▸ PROBLEM REQUIREMENTS:
Answer these questions from the article below on Occidental Petroleum's talks to buy CrownRock:
(a) Which company did Occidental take over in 2019, and for how much?
(b) Which country's daily oil output does the Permian Basin now exceed?
(c) Who runs CrownRock?

▸ TEXT SEGMENT:
================

Occidental Petroleum is in talks to buy shale driller CrownRock LP, according to the Wall Street Journal, as the consolidation wave in North America’s most prolific oil field gathers momentum.
A deal for CrownRock could be valued above $10 billion including debt and could come together soon, the newspaper reported, citing people familiar with the matter.
Occidental (NYSE:OXY) and CrownRock did not immediately respond to requests for comment outside of usual business hours.
CrownRock is one of the larger closely held oil and gas producers in the Permian Basin, North America’s biggest source of crude. Output from that region of West Texas and New Mexico has doubled in just six years to the point where it yields more oil on a daily basis than OPEC heavyweight Iraq.
If the purchase is successful, it would augment a portfolio Occidental had already expanded with the $38 billion takeover of Anadarko Petroleum Corp. in 2019. That deal was aided by an investment by Occidental’s biggest shareholder: Warren Buffett’s Berkshire Hathaway.
The pursuit of CrownRock is also the latest twist in a flurry of recent deal activity in the sector as oil executives, flush with cash from the post-pandemic run-up in oil prices, buy up rivals to secure new places to drill. It comes on the heels of Exxon Mobil Corp.’s roughly $60 billion bid for Pioneer Natural Resources and Chevron’s $53 billion takeover of Hess Corp.
Bloomberg News reported last month that CrownRock was up for sale and could fetch around $8 billion. Devon Energy Corp. was among companies interested in CrownRock, according to people familiar with the matter. ConocoPhillips was also considering a bid, Reuters reported.
CrownRock is run by Tim Dunn, an influential Republican donor who has spent more than $20 million over the past decade or so to support conservative politicians.

================

▸ DATASET ENTRIES:
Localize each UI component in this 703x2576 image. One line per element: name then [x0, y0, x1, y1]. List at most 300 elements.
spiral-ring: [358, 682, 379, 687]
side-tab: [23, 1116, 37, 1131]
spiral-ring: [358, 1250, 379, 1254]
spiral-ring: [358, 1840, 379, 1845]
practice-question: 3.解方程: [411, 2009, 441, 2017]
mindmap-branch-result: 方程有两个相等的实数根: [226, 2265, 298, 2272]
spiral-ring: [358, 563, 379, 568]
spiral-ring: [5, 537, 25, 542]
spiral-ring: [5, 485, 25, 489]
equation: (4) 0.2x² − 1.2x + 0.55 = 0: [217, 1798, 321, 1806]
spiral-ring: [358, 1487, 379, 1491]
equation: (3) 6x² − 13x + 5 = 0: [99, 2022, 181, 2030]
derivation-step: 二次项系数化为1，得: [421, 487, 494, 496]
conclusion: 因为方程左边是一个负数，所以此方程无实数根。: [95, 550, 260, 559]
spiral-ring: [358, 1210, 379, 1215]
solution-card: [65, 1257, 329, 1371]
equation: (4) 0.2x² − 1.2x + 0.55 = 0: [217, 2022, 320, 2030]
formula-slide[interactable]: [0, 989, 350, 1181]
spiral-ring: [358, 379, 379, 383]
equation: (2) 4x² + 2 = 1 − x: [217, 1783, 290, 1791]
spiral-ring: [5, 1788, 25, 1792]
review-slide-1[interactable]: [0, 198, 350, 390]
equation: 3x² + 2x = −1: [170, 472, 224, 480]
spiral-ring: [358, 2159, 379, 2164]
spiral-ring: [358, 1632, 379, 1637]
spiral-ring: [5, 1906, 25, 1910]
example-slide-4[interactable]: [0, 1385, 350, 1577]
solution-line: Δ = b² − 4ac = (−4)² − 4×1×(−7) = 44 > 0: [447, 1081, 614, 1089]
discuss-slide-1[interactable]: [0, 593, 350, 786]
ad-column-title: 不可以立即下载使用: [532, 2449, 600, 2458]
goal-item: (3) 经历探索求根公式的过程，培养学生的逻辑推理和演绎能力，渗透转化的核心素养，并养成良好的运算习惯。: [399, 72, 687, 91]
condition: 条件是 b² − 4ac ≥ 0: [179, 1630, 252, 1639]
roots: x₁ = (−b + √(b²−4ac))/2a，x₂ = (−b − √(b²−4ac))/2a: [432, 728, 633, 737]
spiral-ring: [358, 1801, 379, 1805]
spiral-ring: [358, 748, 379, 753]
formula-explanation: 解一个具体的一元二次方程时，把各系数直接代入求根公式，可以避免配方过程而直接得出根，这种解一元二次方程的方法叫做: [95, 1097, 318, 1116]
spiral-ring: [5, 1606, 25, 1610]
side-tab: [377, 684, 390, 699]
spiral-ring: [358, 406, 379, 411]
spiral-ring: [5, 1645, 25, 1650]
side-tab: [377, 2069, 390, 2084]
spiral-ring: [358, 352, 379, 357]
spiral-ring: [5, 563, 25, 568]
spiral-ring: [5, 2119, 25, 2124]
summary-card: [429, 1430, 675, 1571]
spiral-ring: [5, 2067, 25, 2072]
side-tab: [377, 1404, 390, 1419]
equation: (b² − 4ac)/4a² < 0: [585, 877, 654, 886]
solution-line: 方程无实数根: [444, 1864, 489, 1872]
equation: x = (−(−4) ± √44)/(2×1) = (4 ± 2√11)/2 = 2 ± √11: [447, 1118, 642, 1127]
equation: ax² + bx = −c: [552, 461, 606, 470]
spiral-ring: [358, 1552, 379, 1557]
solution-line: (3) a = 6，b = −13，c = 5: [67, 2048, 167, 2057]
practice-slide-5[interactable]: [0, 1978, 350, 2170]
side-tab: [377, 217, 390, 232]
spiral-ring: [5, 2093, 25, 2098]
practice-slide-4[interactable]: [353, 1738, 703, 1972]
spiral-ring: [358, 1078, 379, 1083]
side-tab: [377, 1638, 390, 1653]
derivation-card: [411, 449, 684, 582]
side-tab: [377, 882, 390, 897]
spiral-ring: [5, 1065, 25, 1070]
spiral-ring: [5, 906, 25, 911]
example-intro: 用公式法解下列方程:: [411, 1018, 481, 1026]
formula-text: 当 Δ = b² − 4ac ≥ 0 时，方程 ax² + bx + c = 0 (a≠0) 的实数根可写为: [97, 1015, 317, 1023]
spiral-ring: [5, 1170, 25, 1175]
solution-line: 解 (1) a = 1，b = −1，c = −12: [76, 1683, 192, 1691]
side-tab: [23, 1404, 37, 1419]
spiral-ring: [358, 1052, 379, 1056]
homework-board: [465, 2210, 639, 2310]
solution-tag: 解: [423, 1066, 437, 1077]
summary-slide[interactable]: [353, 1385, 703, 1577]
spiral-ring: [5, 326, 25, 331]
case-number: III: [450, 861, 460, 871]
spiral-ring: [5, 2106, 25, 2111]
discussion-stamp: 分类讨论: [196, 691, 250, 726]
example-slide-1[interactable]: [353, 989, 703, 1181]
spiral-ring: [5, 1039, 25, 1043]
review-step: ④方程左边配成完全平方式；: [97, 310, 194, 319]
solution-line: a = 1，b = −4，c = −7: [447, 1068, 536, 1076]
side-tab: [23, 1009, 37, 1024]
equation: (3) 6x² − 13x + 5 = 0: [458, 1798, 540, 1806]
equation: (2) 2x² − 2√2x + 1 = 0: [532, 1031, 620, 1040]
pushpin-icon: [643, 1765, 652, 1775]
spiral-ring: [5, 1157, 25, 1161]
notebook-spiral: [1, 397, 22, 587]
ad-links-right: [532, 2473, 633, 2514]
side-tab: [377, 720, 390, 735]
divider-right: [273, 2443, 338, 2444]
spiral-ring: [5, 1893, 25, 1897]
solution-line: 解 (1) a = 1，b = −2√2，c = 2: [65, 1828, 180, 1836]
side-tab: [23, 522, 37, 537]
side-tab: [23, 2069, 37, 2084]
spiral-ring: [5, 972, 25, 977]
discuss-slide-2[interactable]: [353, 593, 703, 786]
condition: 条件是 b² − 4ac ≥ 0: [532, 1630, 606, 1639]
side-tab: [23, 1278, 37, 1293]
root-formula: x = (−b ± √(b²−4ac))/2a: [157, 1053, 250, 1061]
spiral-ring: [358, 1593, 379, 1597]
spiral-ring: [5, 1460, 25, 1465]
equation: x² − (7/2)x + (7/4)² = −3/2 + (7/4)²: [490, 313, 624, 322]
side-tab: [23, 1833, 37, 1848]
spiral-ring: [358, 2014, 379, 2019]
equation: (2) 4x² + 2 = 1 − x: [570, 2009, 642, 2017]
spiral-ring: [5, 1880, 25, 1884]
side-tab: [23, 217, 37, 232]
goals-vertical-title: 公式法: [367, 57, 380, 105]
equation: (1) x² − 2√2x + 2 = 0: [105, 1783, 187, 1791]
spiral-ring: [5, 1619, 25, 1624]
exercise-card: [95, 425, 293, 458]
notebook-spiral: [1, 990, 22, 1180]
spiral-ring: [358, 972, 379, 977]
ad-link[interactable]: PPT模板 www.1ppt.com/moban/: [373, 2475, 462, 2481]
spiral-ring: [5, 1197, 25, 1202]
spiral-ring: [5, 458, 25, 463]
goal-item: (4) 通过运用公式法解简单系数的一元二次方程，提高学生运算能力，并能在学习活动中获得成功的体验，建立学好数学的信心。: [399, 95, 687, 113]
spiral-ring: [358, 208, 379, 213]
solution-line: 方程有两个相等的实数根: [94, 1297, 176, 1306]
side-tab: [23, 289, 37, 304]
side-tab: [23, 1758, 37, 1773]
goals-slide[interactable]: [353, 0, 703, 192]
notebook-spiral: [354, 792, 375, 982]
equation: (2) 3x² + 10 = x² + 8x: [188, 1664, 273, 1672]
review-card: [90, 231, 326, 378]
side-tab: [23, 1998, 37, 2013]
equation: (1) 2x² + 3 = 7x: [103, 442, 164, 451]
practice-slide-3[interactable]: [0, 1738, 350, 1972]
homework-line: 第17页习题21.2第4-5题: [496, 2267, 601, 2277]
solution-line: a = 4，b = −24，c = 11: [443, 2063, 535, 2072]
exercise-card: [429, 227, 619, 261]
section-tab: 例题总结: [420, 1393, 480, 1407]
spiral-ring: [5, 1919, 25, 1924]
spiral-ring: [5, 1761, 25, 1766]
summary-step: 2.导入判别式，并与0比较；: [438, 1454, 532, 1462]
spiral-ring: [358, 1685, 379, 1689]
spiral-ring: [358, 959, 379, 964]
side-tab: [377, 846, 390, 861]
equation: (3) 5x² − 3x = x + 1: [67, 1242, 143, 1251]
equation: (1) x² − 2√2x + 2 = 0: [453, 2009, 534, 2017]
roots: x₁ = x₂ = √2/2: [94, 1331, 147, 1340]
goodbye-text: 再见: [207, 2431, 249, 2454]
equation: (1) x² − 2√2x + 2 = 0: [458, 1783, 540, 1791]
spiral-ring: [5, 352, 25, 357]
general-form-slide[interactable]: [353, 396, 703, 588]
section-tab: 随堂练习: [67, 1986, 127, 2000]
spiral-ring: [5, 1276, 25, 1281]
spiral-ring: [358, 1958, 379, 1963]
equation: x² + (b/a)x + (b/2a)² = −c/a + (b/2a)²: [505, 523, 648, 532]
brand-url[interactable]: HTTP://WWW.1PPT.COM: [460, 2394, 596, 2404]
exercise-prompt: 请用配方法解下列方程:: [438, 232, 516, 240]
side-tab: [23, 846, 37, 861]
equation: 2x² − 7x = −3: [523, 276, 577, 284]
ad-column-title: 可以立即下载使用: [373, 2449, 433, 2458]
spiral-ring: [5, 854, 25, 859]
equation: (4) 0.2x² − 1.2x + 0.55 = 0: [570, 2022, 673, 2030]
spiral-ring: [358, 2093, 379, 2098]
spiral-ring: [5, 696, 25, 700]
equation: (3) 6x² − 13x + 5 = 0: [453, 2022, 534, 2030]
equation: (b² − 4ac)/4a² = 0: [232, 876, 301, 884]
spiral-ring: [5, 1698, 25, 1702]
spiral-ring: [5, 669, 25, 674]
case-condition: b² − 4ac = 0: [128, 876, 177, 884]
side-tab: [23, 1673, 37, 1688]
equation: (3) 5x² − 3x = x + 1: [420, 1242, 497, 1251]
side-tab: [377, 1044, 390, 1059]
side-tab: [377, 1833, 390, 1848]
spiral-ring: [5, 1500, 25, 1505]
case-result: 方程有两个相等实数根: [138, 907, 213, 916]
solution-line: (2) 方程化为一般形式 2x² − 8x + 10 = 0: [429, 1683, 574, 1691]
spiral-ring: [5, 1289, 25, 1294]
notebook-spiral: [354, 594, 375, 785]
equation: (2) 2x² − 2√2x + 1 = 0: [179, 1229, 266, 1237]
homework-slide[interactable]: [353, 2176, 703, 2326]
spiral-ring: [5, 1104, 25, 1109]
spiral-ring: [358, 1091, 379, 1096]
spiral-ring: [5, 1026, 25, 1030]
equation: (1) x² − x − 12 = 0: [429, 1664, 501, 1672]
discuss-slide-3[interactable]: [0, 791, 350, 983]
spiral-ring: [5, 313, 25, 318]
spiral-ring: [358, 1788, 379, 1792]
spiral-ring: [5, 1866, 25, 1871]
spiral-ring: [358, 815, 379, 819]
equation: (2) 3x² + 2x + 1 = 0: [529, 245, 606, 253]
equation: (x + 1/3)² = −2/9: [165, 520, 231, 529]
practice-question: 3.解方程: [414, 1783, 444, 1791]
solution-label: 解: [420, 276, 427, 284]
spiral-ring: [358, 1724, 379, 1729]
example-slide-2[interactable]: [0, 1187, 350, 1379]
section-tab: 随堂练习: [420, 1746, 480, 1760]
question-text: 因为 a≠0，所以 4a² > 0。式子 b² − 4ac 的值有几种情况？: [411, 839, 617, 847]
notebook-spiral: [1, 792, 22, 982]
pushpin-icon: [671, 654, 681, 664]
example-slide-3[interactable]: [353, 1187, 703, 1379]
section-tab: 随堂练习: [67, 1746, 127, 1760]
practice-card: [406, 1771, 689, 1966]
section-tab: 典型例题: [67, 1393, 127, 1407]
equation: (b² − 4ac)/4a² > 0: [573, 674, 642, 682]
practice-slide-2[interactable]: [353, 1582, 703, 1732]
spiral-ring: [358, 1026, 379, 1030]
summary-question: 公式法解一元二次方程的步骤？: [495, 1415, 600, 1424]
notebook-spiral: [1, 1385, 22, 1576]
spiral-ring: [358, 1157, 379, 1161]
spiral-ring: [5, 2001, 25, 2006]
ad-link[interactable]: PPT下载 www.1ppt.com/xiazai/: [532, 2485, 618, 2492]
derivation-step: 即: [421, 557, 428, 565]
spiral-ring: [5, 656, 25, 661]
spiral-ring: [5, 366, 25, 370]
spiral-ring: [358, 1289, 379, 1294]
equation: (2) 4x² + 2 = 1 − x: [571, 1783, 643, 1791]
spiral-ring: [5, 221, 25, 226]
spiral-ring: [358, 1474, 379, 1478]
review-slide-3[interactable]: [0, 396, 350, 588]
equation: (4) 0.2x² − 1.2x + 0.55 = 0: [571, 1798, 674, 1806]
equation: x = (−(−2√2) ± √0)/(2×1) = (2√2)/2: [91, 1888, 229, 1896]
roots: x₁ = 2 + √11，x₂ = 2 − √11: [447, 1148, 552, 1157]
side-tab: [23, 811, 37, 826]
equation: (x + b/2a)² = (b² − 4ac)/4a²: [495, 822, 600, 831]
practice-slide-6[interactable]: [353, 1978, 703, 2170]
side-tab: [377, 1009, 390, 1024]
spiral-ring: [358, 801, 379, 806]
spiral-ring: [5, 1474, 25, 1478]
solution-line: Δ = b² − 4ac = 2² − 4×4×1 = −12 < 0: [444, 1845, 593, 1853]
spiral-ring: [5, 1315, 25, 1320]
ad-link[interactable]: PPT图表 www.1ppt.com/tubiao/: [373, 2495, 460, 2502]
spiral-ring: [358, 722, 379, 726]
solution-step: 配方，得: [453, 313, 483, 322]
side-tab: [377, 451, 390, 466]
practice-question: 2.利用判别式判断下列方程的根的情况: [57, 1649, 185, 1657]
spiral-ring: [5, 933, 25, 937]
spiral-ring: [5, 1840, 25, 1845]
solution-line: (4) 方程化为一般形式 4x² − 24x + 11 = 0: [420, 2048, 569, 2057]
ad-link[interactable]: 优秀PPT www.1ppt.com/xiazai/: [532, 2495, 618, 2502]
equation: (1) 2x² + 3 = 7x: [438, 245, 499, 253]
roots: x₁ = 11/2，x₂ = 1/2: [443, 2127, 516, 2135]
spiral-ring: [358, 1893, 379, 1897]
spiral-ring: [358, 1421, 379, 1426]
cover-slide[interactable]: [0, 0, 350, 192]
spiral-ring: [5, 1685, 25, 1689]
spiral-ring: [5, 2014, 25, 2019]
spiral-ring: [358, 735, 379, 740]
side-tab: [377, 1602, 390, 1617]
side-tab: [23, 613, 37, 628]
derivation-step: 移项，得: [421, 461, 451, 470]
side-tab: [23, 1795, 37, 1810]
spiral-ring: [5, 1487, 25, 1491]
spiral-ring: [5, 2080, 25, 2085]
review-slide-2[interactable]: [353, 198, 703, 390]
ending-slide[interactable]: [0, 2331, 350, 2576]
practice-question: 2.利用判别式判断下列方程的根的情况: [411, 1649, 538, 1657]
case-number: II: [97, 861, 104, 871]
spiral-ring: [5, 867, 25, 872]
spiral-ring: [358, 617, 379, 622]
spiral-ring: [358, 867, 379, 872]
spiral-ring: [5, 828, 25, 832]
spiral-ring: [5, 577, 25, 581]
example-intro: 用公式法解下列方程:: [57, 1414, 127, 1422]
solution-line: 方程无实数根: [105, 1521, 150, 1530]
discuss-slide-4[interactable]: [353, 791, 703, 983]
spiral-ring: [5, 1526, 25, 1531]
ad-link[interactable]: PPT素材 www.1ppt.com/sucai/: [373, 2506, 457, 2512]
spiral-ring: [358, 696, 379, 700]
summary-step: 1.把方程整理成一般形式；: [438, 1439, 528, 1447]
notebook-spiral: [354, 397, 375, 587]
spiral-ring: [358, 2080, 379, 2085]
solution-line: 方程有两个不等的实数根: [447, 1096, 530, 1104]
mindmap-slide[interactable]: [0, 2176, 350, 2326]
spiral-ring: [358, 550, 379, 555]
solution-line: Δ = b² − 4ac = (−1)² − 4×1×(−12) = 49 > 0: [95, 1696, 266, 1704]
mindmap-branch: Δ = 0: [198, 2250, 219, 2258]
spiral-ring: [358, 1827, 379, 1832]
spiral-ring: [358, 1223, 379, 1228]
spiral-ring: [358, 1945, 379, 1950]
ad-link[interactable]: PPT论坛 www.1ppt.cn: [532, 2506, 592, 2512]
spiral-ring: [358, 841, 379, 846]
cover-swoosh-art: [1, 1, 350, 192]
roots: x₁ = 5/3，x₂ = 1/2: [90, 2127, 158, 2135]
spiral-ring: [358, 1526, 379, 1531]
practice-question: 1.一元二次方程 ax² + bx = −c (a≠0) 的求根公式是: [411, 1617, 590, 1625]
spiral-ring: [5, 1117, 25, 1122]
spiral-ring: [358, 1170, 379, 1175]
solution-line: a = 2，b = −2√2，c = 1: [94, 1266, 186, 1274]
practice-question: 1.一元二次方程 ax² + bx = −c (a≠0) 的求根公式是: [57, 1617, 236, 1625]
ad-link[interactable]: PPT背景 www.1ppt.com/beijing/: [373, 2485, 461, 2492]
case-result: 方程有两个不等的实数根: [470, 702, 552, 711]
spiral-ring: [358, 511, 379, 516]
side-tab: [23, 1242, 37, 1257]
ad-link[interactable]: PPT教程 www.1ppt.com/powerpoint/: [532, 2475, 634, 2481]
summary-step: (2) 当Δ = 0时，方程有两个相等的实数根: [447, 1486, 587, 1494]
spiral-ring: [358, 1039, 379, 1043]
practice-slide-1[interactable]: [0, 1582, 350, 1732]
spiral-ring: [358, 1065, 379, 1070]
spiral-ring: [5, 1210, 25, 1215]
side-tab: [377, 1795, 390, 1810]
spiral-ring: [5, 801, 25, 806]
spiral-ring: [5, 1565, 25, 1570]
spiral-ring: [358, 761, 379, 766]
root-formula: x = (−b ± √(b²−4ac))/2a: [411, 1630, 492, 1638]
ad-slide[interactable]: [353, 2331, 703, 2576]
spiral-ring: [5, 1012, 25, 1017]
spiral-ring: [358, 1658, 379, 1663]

================

▸ RESPONSE:
(a) Anadarko Petroleum Corp., for $38 billion.
(b) Iraq.
(c) Tim Dunn.